> _PROBLEM TO SOLVE_
Print out the material that follows word for word.

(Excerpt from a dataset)
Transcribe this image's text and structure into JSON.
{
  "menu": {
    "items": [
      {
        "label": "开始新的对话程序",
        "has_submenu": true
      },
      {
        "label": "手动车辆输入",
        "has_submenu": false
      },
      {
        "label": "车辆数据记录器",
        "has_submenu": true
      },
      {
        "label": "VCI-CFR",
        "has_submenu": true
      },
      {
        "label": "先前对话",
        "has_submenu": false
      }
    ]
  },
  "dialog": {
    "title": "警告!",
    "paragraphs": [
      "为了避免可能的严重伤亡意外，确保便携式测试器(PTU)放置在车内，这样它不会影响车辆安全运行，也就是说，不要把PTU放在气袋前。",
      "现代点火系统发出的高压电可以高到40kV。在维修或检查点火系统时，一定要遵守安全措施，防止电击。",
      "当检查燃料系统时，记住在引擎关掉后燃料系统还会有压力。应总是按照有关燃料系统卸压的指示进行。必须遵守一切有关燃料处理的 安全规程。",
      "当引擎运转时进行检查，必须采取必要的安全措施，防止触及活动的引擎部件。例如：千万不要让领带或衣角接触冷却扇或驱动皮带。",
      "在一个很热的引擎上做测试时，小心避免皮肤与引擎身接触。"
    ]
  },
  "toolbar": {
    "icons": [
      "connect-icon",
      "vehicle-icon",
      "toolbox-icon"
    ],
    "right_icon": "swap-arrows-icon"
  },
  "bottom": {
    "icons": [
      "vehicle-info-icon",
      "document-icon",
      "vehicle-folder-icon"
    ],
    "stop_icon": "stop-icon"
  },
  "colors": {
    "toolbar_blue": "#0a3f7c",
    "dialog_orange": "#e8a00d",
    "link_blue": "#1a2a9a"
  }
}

> _ANSWER FOR THE TASK_
Transcribe this image's text and structure into JSON.
{
  "menu": {
    "items": [
      {
        "label": "开始新的对话程序",
        "has_submenu": true
      },
      {
        "label": "手动车辆输入",
        "has_submenu": false
      },
      {
        "label": "车辆数据记录器",
        "has_submenu": true
      },
      {
        "label": "VCI-CFR",
        "has_submenu": true
      },
      {
        "label": "先前对话",
        "has_submenu": false
      }
    ]
  },
  "dialog": {
    "title": "警告!",
    "paragraphs": [
      "为了避免可能的严重伤亡意外，确保便携式测试器(PTU)放置在车内，这样它不会影响车辆安全运行，也就是说，不要把PTU放在气袋前。",
      "现代点火系统发出的高压电可以高到40kV。在维修或检查点火系统时，一定要遵守安全措施，防止电击。",
      "当检查燃料系统时，记住在引擎关掉后燃料系统还会有压力。应总是按照有关燃料系统卸压的指示进行。必须遵守一切有关燃料处理的 安全规程。",
      "当引擎运转时进行检查，必须采取必要的安全措施，防止触及活动的引擎部件。例如：千万不要让领带或衣角接触冷却扇或驱动皮带。",
      "在一个很热的引擎上做测试时，小心避免皮肤与引擎身接触。"
    ]
  },
  "toolbar": {
    "icons": [
      "connect-icon",
      "vehicle-icon",
      "toolbox-icon"
    ],
    "right_icon": "swap-arrows-icon"
  },
  "bottom": {
    "icons": [
      "vehicle-info-icon",
      "document-icon",
      "vehicle-folder-icon"
    ],
    "stop_icon": "stop-icon"
  },
  "colors": {
    "toolbar_blue": "#0a3f7c",
    "dialog_orange": "#e8a00d",
    "link_blue": "#1a2a9a"
  }
}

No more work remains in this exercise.